WORK INSTRUCTIONS: Please list all lines of the material below in which the string "Importance" occurs.

DATA LINES:
## Start

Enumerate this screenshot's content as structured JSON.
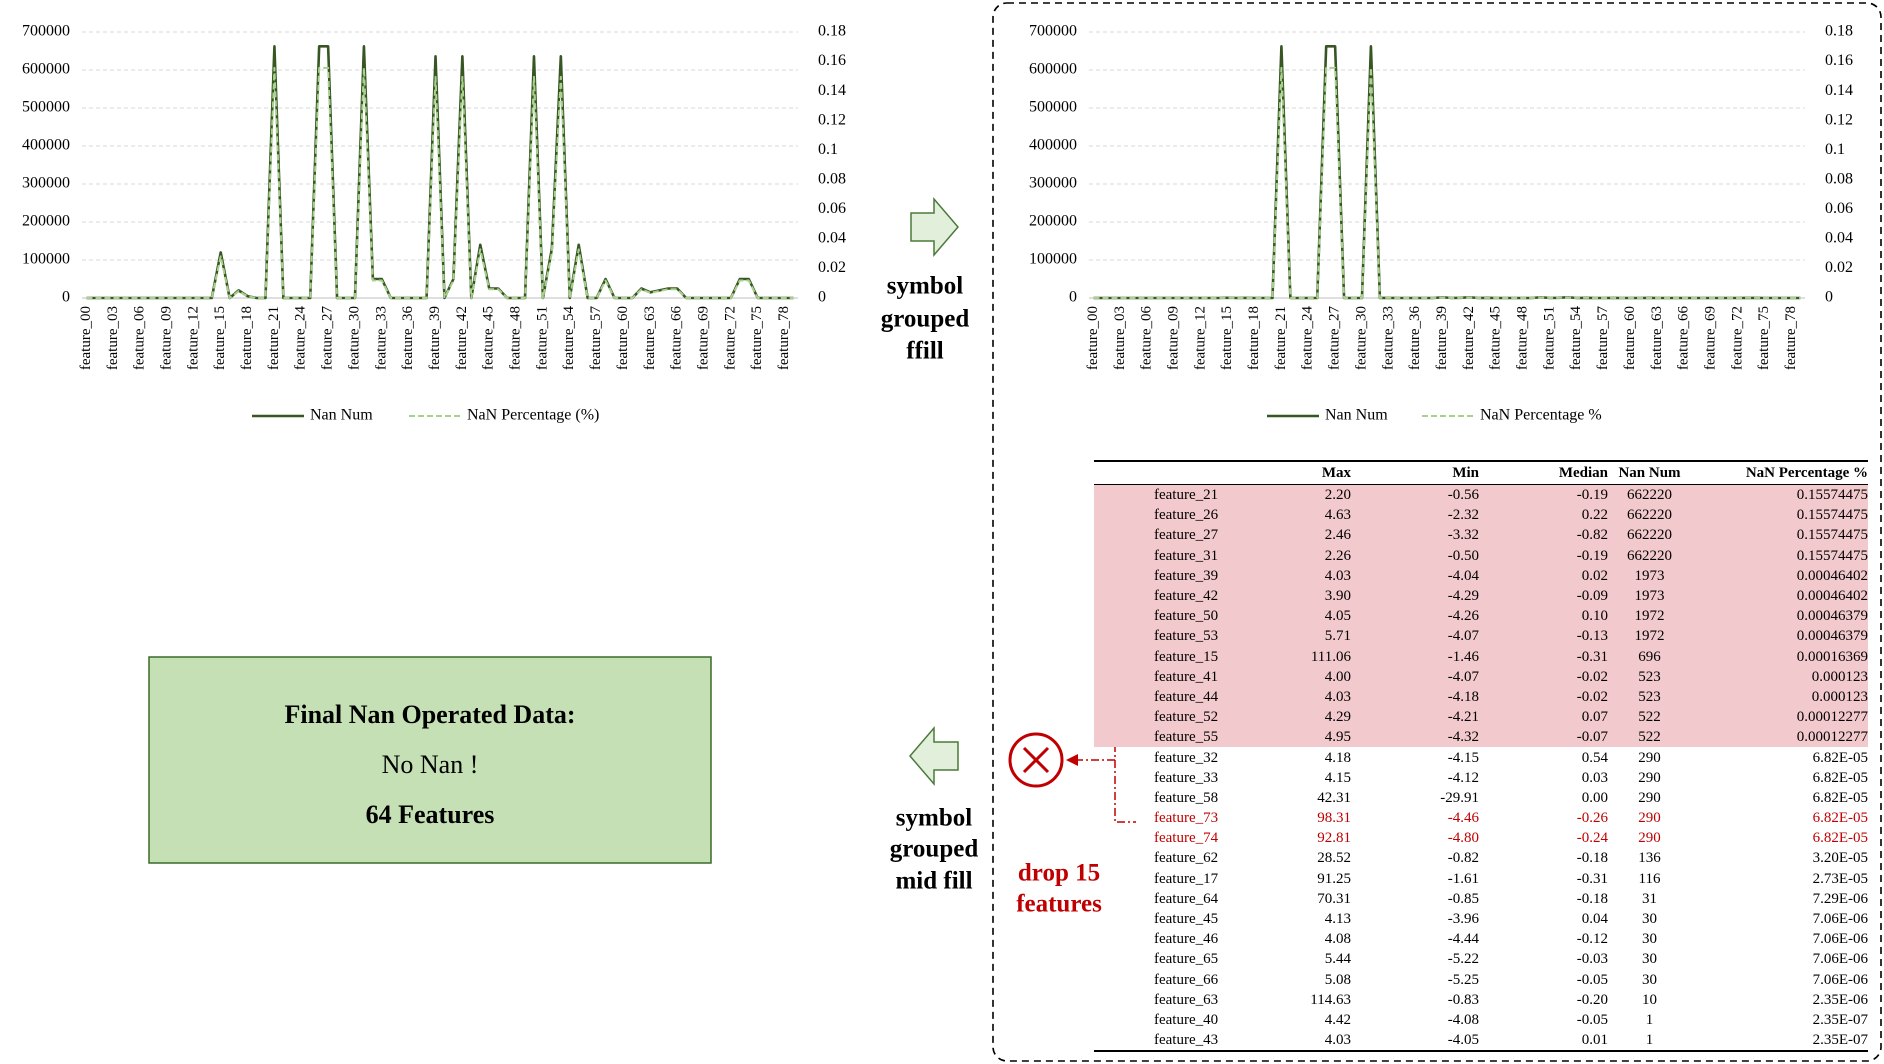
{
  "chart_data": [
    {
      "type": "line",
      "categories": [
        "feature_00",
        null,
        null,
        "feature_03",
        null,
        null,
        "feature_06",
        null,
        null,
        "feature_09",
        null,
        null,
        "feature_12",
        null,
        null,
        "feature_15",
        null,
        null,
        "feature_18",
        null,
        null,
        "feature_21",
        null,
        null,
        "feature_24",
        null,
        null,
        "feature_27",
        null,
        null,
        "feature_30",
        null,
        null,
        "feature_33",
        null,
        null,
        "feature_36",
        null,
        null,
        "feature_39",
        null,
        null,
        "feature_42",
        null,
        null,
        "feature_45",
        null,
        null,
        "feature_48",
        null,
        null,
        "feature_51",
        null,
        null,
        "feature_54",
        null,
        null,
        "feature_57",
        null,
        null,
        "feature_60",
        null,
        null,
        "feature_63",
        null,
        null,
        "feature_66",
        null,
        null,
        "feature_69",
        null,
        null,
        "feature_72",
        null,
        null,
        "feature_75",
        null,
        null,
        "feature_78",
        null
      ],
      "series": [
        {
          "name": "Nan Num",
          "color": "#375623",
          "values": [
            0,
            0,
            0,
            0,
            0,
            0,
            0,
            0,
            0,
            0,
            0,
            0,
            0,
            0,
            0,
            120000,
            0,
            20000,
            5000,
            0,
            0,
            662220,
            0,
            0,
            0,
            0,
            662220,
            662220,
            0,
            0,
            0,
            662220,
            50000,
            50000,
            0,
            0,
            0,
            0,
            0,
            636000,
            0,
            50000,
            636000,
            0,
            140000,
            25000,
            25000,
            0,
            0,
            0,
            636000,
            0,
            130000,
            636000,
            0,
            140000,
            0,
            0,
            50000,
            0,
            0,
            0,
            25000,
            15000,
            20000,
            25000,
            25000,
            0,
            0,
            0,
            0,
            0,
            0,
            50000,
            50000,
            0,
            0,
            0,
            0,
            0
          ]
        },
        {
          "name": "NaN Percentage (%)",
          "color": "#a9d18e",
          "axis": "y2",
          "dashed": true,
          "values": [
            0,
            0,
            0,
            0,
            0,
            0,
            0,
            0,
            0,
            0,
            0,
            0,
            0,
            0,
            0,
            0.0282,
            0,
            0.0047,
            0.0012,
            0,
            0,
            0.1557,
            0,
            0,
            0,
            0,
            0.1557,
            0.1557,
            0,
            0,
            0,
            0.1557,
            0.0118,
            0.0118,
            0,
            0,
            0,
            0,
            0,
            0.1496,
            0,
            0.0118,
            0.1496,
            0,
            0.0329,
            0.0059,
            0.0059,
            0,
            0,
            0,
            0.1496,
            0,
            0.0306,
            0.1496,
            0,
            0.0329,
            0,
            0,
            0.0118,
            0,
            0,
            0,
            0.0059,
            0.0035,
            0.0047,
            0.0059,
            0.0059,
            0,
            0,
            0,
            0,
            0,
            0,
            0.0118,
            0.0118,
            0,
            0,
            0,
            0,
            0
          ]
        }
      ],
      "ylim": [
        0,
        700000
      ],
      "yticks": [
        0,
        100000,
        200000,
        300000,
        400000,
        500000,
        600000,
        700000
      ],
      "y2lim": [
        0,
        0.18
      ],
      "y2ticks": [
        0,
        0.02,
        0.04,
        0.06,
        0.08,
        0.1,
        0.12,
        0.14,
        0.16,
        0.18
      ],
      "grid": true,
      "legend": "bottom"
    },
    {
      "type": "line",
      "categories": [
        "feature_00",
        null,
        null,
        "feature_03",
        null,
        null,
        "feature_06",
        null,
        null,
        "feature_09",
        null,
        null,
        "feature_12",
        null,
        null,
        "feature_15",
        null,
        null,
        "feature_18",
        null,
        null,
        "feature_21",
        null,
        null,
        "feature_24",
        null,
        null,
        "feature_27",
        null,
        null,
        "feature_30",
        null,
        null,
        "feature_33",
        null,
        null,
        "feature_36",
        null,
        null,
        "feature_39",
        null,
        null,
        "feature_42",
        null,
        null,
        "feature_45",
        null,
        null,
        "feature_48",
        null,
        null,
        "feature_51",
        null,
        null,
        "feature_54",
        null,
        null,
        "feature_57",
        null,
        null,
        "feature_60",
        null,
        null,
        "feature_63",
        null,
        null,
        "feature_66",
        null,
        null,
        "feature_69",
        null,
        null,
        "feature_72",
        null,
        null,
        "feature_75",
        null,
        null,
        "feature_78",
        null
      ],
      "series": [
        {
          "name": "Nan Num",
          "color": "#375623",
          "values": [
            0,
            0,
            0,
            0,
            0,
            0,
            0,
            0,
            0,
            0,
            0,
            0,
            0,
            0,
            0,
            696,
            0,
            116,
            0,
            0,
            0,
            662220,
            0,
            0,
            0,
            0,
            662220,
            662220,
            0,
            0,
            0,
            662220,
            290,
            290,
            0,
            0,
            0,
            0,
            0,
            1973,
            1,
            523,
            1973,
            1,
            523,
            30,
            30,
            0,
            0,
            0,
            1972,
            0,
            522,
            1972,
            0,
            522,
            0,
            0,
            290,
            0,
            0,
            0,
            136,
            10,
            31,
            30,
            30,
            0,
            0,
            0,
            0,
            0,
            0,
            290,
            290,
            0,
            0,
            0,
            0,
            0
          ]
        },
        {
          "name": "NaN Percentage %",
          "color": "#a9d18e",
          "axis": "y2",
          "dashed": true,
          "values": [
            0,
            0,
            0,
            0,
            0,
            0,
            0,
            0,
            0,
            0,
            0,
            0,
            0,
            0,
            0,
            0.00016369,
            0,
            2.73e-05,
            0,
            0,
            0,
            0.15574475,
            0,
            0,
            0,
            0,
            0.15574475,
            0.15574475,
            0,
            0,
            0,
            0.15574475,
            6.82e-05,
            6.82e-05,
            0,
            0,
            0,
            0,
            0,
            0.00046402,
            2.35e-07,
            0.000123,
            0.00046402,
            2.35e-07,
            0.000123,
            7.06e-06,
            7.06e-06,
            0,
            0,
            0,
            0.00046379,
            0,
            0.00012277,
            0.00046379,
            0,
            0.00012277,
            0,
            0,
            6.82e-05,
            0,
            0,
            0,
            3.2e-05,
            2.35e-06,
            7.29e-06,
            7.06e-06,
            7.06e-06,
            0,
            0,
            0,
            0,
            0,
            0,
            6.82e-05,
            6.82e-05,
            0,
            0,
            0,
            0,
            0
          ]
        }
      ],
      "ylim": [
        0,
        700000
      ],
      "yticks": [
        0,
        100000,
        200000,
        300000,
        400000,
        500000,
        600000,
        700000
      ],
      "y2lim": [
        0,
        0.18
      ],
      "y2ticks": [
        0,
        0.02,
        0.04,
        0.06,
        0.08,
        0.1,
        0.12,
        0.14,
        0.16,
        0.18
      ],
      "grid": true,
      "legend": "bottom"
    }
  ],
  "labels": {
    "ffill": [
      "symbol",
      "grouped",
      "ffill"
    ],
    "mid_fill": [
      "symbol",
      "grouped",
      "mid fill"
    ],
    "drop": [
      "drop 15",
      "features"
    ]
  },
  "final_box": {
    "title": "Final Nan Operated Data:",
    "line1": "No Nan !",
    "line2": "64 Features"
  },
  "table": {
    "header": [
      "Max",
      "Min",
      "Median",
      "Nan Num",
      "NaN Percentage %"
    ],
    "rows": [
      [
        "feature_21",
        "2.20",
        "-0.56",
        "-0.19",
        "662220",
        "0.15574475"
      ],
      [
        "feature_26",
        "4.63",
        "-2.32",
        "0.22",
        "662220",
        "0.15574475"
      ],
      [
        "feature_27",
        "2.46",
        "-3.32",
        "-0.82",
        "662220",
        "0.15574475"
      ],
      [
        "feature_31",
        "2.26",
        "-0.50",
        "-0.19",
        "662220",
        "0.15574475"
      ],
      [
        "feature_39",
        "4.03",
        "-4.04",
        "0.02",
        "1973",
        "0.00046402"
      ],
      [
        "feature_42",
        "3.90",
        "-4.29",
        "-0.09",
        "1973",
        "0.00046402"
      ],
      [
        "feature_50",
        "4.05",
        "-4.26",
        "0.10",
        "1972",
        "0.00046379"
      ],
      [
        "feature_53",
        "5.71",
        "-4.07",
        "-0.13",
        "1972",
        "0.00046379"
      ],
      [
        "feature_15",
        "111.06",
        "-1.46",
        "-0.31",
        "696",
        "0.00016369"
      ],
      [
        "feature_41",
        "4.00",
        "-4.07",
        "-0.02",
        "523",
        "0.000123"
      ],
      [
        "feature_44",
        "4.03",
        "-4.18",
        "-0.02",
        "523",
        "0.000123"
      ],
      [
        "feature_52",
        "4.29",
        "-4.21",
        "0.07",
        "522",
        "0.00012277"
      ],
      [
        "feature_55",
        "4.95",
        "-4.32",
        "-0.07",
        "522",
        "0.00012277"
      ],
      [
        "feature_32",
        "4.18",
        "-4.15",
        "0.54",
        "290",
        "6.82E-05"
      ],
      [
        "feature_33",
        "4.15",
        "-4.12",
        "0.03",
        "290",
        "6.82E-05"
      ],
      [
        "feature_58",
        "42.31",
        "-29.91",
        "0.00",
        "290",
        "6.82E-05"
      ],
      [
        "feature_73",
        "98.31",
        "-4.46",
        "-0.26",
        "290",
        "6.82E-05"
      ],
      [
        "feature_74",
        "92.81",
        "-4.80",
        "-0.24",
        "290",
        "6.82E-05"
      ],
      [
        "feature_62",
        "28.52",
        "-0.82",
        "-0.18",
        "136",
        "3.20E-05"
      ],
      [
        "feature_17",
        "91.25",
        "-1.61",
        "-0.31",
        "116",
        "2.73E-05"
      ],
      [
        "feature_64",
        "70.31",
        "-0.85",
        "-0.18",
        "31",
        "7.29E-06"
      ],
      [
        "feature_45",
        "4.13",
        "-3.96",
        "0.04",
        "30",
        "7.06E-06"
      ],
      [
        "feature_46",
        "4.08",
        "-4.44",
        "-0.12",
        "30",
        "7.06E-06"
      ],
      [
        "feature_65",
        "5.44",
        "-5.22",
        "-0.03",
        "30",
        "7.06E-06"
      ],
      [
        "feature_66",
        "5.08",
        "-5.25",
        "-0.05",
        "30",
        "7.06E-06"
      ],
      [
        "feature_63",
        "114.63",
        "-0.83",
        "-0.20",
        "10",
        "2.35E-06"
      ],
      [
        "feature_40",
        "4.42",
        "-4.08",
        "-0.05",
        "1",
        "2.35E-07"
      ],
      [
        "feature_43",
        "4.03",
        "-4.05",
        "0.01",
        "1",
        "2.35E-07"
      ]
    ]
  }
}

## End
## Start

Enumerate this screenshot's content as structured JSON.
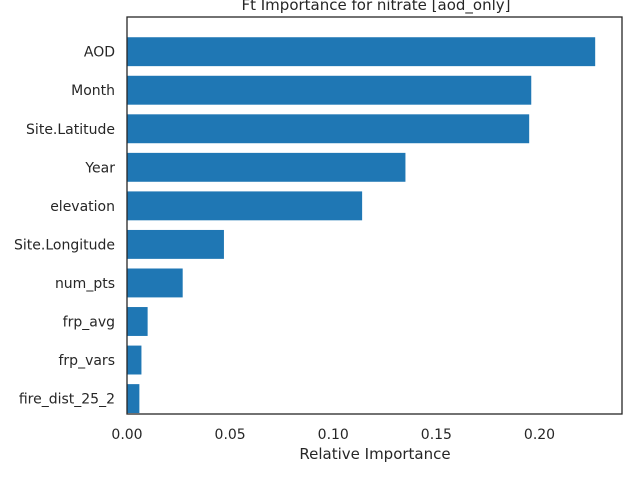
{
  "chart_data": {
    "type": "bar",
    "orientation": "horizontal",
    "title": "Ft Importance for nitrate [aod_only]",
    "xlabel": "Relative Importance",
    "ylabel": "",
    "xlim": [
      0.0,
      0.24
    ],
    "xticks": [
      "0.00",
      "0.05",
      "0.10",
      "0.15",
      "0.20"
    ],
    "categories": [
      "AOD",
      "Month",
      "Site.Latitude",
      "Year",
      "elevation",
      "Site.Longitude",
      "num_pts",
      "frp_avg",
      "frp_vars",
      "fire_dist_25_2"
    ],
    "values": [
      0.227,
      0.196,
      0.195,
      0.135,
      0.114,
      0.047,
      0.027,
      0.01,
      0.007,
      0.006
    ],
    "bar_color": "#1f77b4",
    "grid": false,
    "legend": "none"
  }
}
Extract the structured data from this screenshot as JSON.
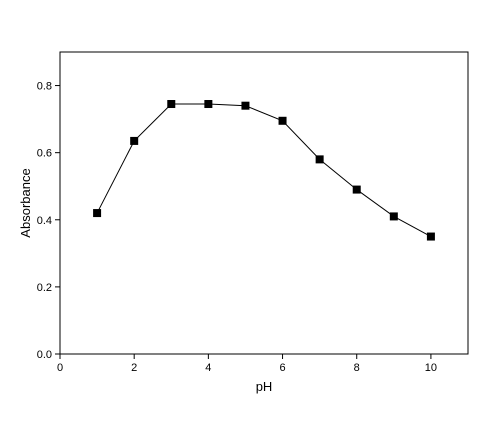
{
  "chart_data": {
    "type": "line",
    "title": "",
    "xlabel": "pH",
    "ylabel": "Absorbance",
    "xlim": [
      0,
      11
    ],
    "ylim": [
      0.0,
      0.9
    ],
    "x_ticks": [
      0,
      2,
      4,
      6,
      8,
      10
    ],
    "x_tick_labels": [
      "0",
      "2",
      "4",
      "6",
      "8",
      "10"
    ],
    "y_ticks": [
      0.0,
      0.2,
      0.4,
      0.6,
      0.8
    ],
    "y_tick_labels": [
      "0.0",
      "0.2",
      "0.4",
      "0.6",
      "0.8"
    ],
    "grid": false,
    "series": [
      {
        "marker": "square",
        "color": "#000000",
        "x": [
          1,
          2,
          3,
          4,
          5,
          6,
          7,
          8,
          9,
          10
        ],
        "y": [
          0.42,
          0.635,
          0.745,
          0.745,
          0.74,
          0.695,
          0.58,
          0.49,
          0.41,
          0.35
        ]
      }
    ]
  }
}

## End
## Start

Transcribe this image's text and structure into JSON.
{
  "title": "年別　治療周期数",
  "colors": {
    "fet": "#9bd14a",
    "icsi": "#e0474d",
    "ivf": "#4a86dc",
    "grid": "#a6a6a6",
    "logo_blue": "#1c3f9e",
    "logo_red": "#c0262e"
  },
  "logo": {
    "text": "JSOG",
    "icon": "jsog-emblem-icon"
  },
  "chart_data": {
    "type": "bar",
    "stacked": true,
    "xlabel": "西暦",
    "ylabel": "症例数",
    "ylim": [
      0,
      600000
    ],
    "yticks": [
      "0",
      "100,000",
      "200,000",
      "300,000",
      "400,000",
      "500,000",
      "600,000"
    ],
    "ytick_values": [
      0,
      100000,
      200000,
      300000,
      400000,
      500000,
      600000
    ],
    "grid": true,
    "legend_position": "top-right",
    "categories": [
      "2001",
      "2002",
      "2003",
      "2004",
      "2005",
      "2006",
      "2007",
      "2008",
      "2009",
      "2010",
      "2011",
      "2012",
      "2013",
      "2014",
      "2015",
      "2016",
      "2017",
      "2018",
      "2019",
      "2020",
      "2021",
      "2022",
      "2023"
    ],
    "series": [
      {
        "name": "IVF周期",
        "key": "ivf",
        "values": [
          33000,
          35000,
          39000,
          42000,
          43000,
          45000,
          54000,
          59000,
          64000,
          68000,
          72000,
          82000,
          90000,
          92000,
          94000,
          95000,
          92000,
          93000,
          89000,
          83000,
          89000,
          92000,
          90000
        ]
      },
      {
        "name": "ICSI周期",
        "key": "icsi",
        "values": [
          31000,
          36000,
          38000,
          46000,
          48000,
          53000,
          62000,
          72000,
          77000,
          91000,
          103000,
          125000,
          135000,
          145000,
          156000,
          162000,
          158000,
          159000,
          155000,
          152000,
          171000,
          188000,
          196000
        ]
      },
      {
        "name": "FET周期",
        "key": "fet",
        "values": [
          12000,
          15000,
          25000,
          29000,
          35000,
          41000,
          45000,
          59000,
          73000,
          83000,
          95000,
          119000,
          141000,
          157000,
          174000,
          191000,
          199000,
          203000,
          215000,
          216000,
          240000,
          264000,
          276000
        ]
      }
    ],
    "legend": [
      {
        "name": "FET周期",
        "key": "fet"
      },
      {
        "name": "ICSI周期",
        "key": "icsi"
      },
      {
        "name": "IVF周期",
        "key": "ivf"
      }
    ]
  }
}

## End

RESULT:
    "title": "Ft Importance for nitrate [aod_only]",
    "xlabel": "Relative Importance",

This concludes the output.